>> start LISTED ENTRIES

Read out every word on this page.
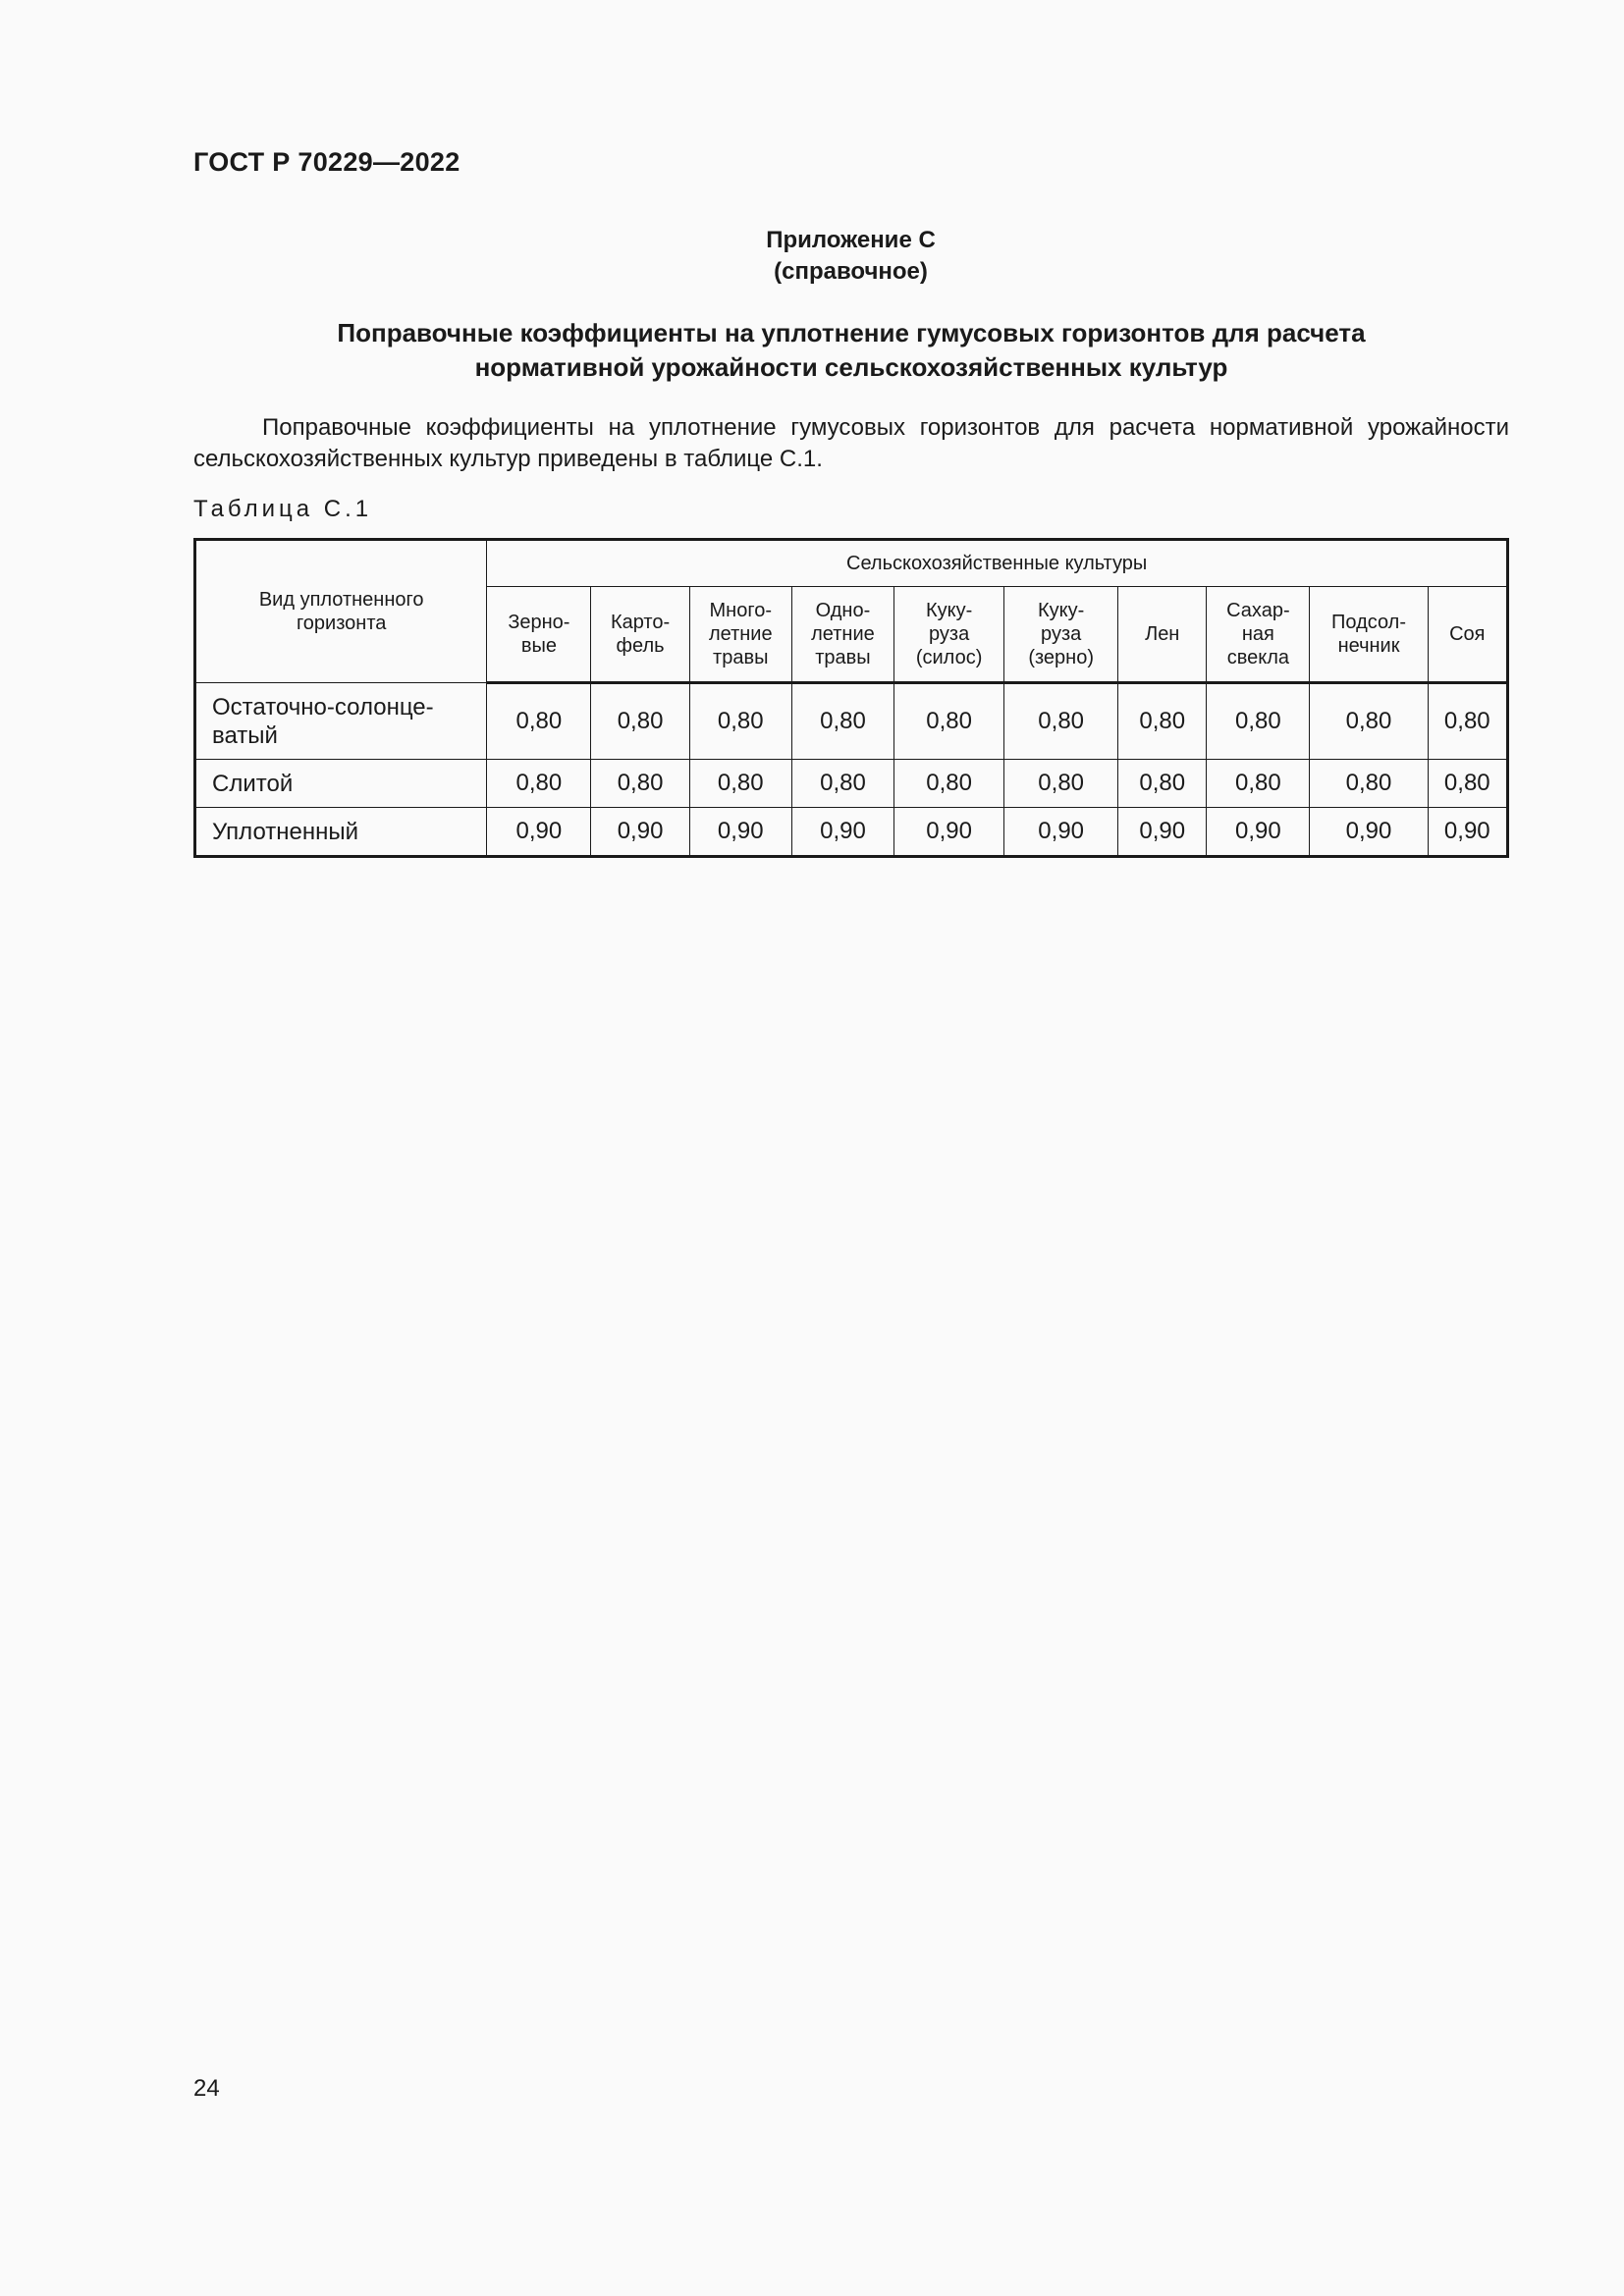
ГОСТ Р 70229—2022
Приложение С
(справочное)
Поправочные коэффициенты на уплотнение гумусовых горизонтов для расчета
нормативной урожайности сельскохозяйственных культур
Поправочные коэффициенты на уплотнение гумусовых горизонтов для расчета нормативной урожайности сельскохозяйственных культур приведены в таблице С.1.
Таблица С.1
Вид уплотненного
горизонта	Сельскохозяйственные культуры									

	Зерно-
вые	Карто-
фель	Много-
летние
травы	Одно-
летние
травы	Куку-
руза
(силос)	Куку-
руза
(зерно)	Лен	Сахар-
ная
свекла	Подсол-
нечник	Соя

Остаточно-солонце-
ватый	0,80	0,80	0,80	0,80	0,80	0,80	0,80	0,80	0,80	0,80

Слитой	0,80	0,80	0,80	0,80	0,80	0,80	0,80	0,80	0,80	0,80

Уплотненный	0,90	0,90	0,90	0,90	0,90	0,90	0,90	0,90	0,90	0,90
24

>> end LISTED ENTRIES
>> start LISTED ENTRIES

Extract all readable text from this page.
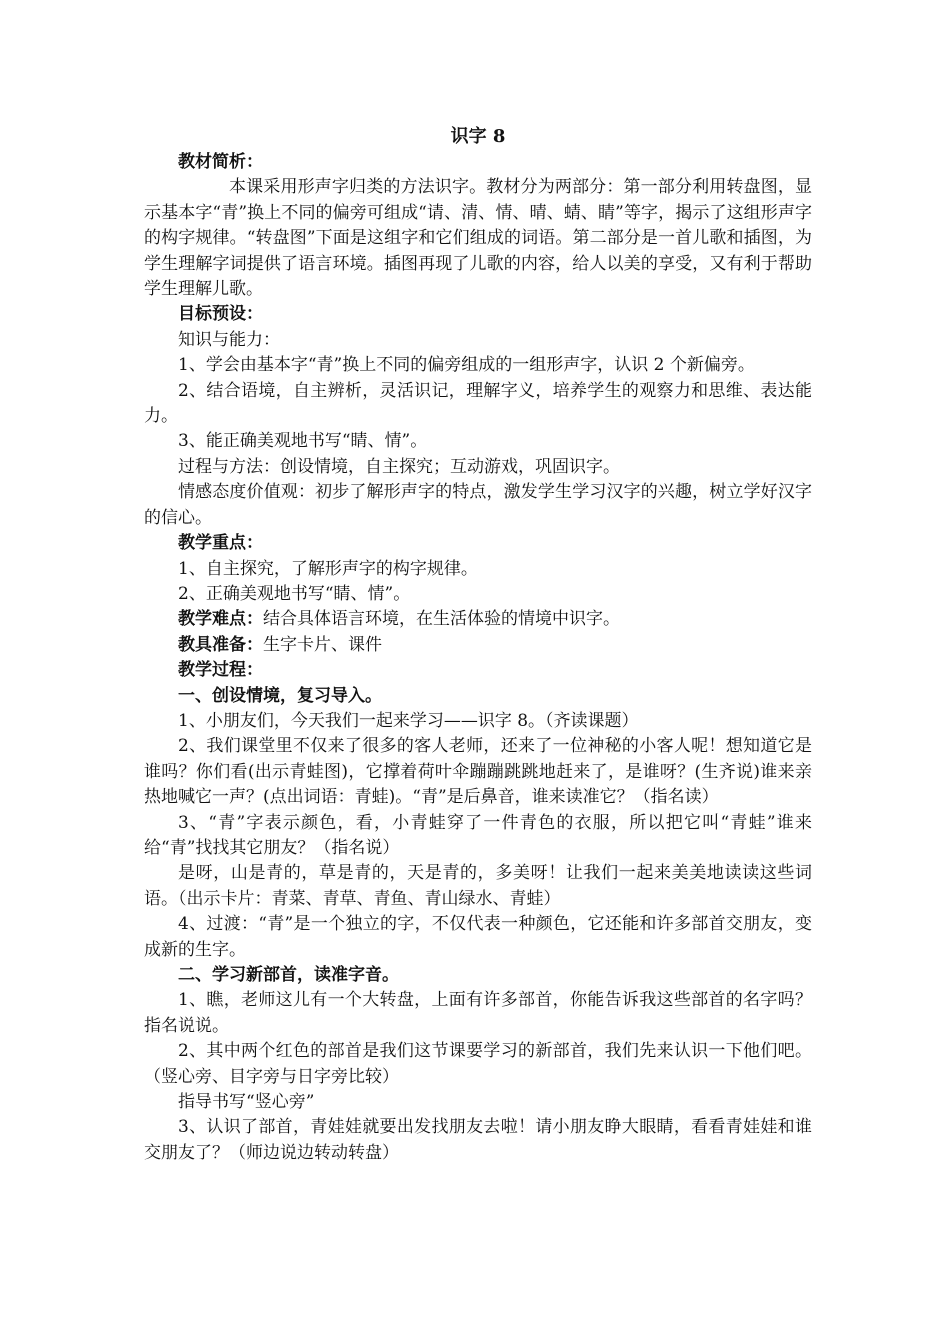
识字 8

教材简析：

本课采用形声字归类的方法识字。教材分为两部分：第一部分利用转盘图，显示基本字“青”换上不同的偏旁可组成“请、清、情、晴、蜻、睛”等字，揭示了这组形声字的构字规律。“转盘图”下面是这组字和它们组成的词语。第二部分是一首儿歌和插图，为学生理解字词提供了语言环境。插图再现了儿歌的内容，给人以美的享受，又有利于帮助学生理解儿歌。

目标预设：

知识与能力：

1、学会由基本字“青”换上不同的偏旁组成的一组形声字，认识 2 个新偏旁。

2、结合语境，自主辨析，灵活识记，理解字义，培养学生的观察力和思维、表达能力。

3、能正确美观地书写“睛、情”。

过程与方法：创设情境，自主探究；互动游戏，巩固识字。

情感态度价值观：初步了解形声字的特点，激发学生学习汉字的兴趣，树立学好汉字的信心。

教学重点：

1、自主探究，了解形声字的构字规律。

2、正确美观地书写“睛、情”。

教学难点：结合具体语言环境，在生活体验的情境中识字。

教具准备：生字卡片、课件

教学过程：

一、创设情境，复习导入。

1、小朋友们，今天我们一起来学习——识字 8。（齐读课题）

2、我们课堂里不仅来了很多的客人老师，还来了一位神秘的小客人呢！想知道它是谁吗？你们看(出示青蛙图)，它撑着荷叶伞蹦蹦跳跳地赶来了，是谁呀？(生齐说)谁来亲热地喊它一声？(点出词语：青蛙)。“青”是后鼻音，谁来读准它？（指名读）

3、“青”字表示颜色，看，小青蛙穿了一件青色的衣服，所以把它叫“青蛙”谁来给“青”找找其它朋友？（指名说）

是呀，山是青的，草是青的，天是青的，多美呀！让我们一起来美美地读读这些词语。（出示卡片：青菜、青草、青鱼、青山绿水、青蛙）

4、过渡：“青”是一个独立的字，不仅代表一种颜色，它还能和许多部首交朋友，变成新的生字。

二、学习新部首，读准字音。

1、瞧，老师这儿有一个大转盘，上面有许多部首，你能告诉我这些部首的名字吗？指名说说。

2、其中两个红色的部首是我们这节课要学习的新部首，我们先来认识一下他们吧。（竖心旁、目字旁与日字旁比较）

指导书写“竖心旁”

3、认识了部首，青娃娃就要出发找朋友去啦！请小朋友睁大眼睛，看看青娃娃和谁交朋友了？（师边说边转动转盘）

>> end LISTED ENTRIES

▶ **WHAT YOU NEED TO DO**
Look through the entries above and report each line where the string "сельскохозяйственных" occurs.

▶ **SOLUTION TO THIS TASK**
нормативной урожайности сельскохозяйственных культур
Поправочные коэффициенты на уплотнение гумусовых горизонтов для расчета нормативной урожайности сельскохозяйственных культур приведены в таблице С.1.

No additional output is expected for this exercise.